**PROBLEM STATEMENT:** Set down every entry word for word. Omit the pictures.

-- BEGIN DATA SHOWN --

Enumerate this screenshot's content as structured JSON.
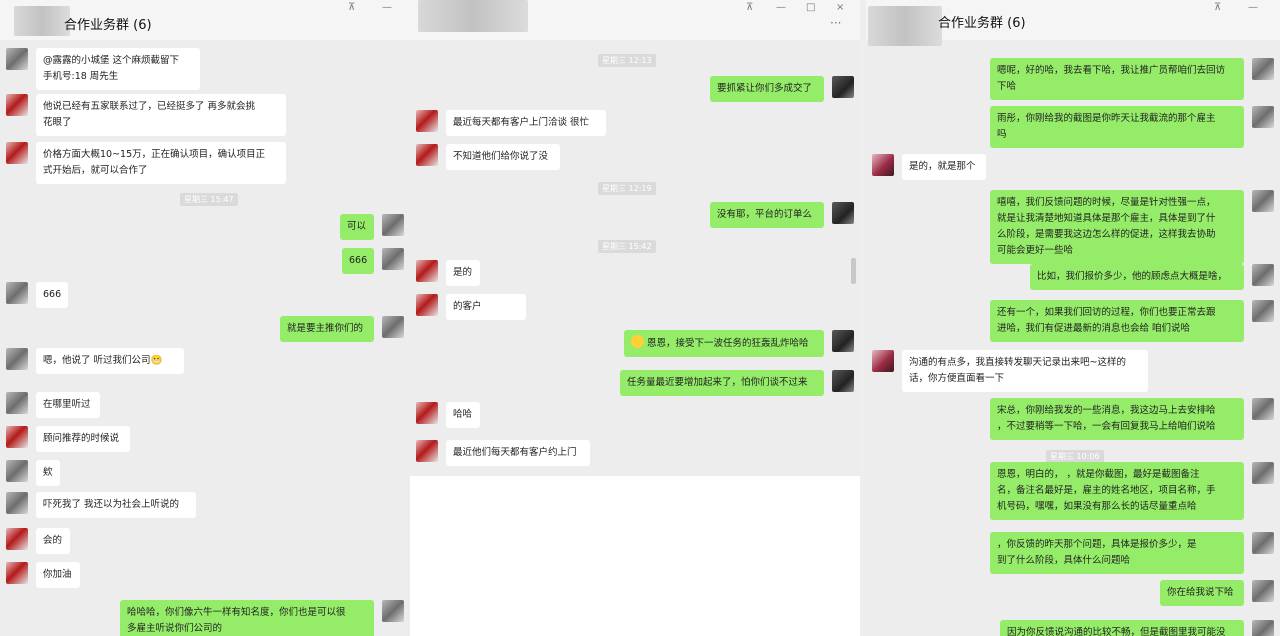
{
  "window_left": {
    "title": "合作业务群 (6)",
    "controls": [
      "⊼",
      "—"
    ],
    "messages": [
      {
        "dir": "in",
        "avatar": "photo",
        "text": "@露露的小城堡  这个麻烦截留下\n手机号:18              周先生"
      },
      {
        "dir": "in",
        "avatar": "red",
        "text": "他说已经有五家联系过了，已经挺多了  再多就会挑\n花眼了"
      },
      {
        "dir": "in",
        "avatar": "red",
        "text": "价格方面大概10~15万，正在确认项目，确认项目正\n式开始后，就可以合作了"
      },
      {
        "dir": "out",
        "avatar": "photo",
        "text": "可以"
      },
      {
        "dir": "out",
        "avatar": "photo",
        "text": "666"
      },
      {
        "dir": "in",
        "avatar": "photo",
        "text": "666"
      },
      {
        "dir": "out",
        "avatar": "photo",
        "text": "就是要主推你们的"
      },
      {
        "dir": "in",
        "avatar": "photo",
        "text": "嗯，他说了   听过我们公司😬"
      },
      {
        "dir": "in",
        "avatar": "photo",
        "text": "在哪里听过"
      },
      {
        "dir": "in",
        "avatar": "red",
        "text": "顾问推荐的时候说"
      },
      {
        "dir": "in",
        "avatar": "photo",
        "text": "欸"
      },
      {
        "dir": "in",
        "avatar": "photo",
        "text": "吓死我了 我还以为社会上听说的"
      },
      {
        "dir": "in",
        "avatar": "red",
        "text": "会的"
      },
      {
        "dir": "in",
        "avatar": "red",
        "text": "你加油"
      },
      {
        "dir": "out",
        "avatar": "photo",
        "text": "哈哈哈，你们像六牛一样有知名度，你们也是可以很\n多雇主听说你们公司的"
      }
    ],
    "stamps": [
      "星期三 15:47"
    ]
  },
  "window_middle": {
    "title": "",
    "controls": [
      "⊼",
      "—",
      "□",
      "×",
      "···"
    ],
    "messages": [
      {
        "dir": "out",
        "avatar": "dark",
        "text": "要抓紧让你们多成交了"
      },
      {
        "dir": "in",
        "avatar": "red",
        "text": "最近每天都有客户上门洽谈 很忙"
      },
      {
        "dir": "in",
        "avatar": "red",
        "text": "不知道他们给你说了没"
      },
      {
        "dir": "out",
        "avatar": "dark",
        "text": "没有耶，平台的订单么"
      },
      {
        "dir": "in",
        "avatar": "red",
        "text": "是的"
      },
      {
        "dir": "in",
        "avatar": "red",
        "text": "      的客户"
      },
      {
        "dir": "out",
        "avatar": "dark",
        "text": "恩恩，接受下一波任务的狂轰乱炸哈哈",
        "emoji": "🙂"
      },
      {
        "dir": "out",
        "avatar": "dark",
        "text": "任务量最近要增加起来了，怕你们谈不过来"
      },
      {
        "dir": "in",
        "avatar": "red",
        "text": "哈哈"
      },
      {
        "dir": "in",
        "avatar": "red",
        "text": "最近他们每天都有客户约上门"
      }
    ],
    "stamps": [
      "星期三 12:13",
      "星期三 12:19",
      "星期三 15:42"
    ]
  },
  "window_right": {
    "title": "合作业务群 (6)",
    "controls": [
      "⊼",
      "—"
    ],
    "messages": [
      {
        "dir": "out",
        "avatar": "photo",
        "text": "嗯呢，好的哈，我去看下哈，我让推广员帮咱们去回访\n下哈"
      },
      {
        "dir": "out",
        "avatar": "photo",
        "text": "雨彤，你刚给我的截图是你昨天让我截流的那个雇主\n吗"
      },
      {
        "dir": "in",
        "avatar": "pink",
        "text": "是的，就是那个"
      },
      {
        "dir": "out",
        "avatar": "photo",
        "text": "嘻嘻，我们反馈问题的时候，尽量是针对性强一点，\n就是让我清楚地知道具体是那个雇主，具体是到了什\n么阶段，是需要我这边怎么样的促进，这样我去协助\n可能会更好一些哈"
      },
      {
        "dir": "out",
        "avatar": "photo",
        "text": "比如，我们报价多少，他的顾虑点大概是啥，"
      },
      {
        "dir": "out",
        "avatar": "photo",
        "text": "还有一个，如果我们回访的过程，你们也要正常去跟\n进哈，我们有促进最新的消息也会给 咱们说哈"
      },
      {
        "dir": "in",
        "avatar": "pink",
        "text": "沟通的有点多，我直接转发聊天记录出来吧~这样的\n话，你方便直面看一下"
      },
      {
        "dir": "out",
        "avatar": "photo",
        "text": "宋总，你刚给我发的一些消息，我这边马上去安排哈\n，不过要稍等一下哈，一会有回复我马上给咱们说哈"
      },
      {
        "dir": "out",
        "avatar": "photo",
        "text": "恩恩，明白的，    ，就是你截图，最好是截图备注\n名，备注名最好是，雇主的姓名地区，项目名称，手\n机号码，嘿嘿，如果没有那么长的话尽量重点哈"
      },
      {
        "dir": "out",
        "avatar": "photo",
        "text": "    ，你反馈的昨天那个问题，具体是报价多少，是\n到了什么阶段，具体什么问题哈"
      },
      {
        "dir": "out",
        "avatar": "photo",
        "text": "你在给我说下哈"
      },
      {
        "dir": "out",
        "avatar": "photo",
        "text": "因为你反馈说沟通的比较不畅，但是截图里我可能没"
      }
    ],
    "stamps": [
      "星期三 10:06"
    ]
  }
}
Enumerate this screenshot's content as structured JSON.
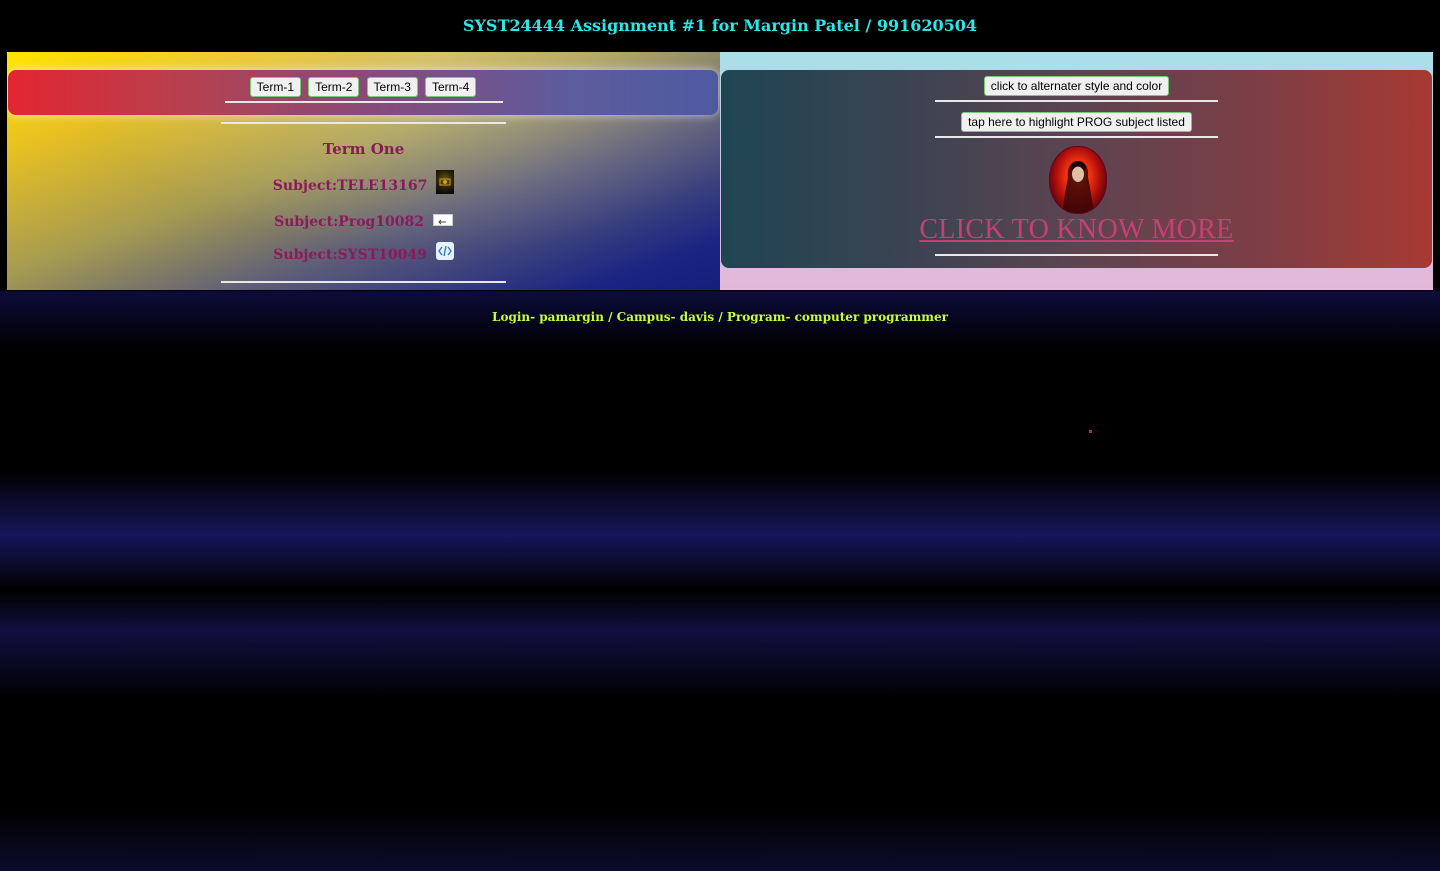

-- END DATA SHOWN --

**THE ANSWER:**
Enumerate this screenshot's content as structured JSON.
{
  "window_left": {
    "title": "合作业务群 (6)",
    "controls": [
      "⊼",
      "—"
    ],
    "messages": [
      {
        "dir": "in",
        "avatar": "photo",
        "text": "@露露的小城堡  这个麻烦截留下\n手机号:18              周先生"
      },
      {
        "dir": "in",
        "avatar": "red",
        "text": "他说已经有五家联系过了，已经挺多了  再多就会挑\n花眼了"
      },
      {
        "dir": "in",
        "avatar": "red",
        "text": "价格方面大概10~15万，正在确认项目，确认项目正\n式开始后，就可以合作了"
      },
      {
        "dir": "out",
        "avatar": "photo",
        "text": "可以"
      },
      {
        "dir": "out",
        "avatar": "photo",
        "text": "666"
      },
      {
        "dir": "in",
        "avatar": "photo",
        "text": "666"
      },
      {
        "dir": "out",
        "avatar": "photo",
        "text": "就是要主推你们的"
      },
      {
        "dir": "in",
        "avatar": "photo",
        "text": "嗯，他说了   听过我们公司😬"
      },
      {
        "dir": "in",
        "avatar": "photo",
        "text": "在哪里听过"
      },
      {
        "dir": "in",
        "avatar": "red",
        "text": "顾问推荐的时候说"
      },
      {
        "dir": "in",
        "avatar": "photo",
        "text": "欸"
      },
      {
        "dir": "in",
        "avatar": "photo",
        "text": "吓死我了 我还以为社会上听说的"
      },
      {
        "dir": "in",
        "avatar": "red",
        "text": "会的"
      },
      {
        "dir": "in",
        "avatar": "red",
        "text": "你加油"
      },
      {
        "dir": "out",
        "avatar": "photo",
        "text": "哈哈哈，你们像六牛一样有知名度，你们也是可以很\n多雇主听说你们公司的"
      }
    ],
    "stamps": [
      "星期三 15:47"
    ]
  },
  "window_middle": {
    "title": "",
    "controls": [
      "⊼",
      "—",
      "□",
      "×",
      "···"
    ],
    "messages": [
      {
        "dir": "out",
        "avatar": "dark",
        "text": "要抓紧让你们多成交了"
      },
      {
        "dir": "in",
        "avatar": "red",
        "text": "最近每天都有客户上门洽谈 很忙"
      },
      {
        "dir": "in",
        "avatar": "red",
        "text": "不知道他们给你说了没"
      },
      {
        "dir": "out",
        "avatar": "dark",
        "text": "没有耶，平台的订单么"
      },
      {
        "dir": "in",
        "avatar": "red",
        "text": "是的"
      },
      {
        "dir": "in",
        "avatar": "red",
        "text": "      的客户"
      },
      {
        "dir": "out",
        "avatar": "dark",
        "text": "恩恩，接受下一波任务的狂轰乱炸哈哈",
        "emoji": "🙂"
      },
      {
        "dir": "out",
        "avatar": "dark",
        "text": "任务量最近要增加起来了，怕你们谈不过来"
      },
      {
        "dir": "in",
        "avatar": "red",
        "text": "哈哈"
      },
      {
        "dir": "in",
        "avatar": "red",
        "text": "最近他们每天都有客户约上门"
      }
    ],
    "stamps": [
      "星期三 12:13",
      "星期三 12:19",
      "星期三 15:42"
    ]
  },
  "window_right": {
    "title": "合作业务群 (6)",
    "controls": [
      "⊼",
      "—"
    ],
    "messages": [
      {
        "dir": "out",
        "avatar": "photo",
        "text": "嗯呢，好的哈，我去看下哈，我让推广员帮咱们去回访\n下哈"
      },
      {
        "dir": "out",
        "avatar": "photo",
        "text": "雨彤，你刚给我的截图是你昨天让我截流的那个雇主\n吗"
      },
      {
        "dir": "in",
        "avatar": "pink",
        "text": "是的，就是那个"
      },
      {
        "dir": "out",
        "avatar": "photo",
        "text": "嘻嘻，我们反馈问题的时候，尽量是针对性强一点，\n就是让我清楚地知道具体是那个雇主，具体是到了什\n么阶段，是需要我这边怎么样的促进，这样我去协助\n可能会更好一些哈"
      },
      {
        "dir": "out",
        "avatar": "photo",
        "text": "比如，我们报价多少，他的顾虑点大概是啥，"
      },
      {
        "dir": "out",
        "avatar": "photo",
        "text": "还有一个，如果我们回访的过程，你们也要正常去跟\n进哈，我们有促进最新的消息也会给 咱们说哈"
      },
      {
        "dir": "in",
        "avatar": "pink",
        "text": "沟通的有点多，我直接转发聊天记录出来吧~这样的\n话，你方便直面看一下"
      },
      {
        "dir": "out",
        "avatar": "photo",
        "text": "宋总，你刚给我发的一些消息，我这边马上去安排哈\n，不过要稍等一下哈，一会有回复我马上给咱们说哈"
      },
      {
        "dir": "out",
        "avatar": "photo",
        "text": "恩恩，明白的，    ，就是你截图，最好是截图备注\n名，备注名最好是，雇主的姓名地区，项目名称，手\n机号码，嘿嘿，如果没有那么长的话尽量重点哈"
      },
      {
        "dir": "out",
        "avatar": "photo",
        "text": "    ，你反馈的昨天那个问题，具体是报价多少，是\n到了什么阶段，具体什么问题哈"
      },
      {
        "dir": "out",
        "avatar": "photo",
        "text": "你在给我说下哈"
      },
      {
        "dir": "out",
        "avatar": "photo",
        "text": "因为你反馈说沟通的比较不畅，但是截图里我可能没"
      }
    ],
    "stamps": [
      "星期三 10:06"
    ]
  }
}
Enumerate this screenshot's content as structured JSON.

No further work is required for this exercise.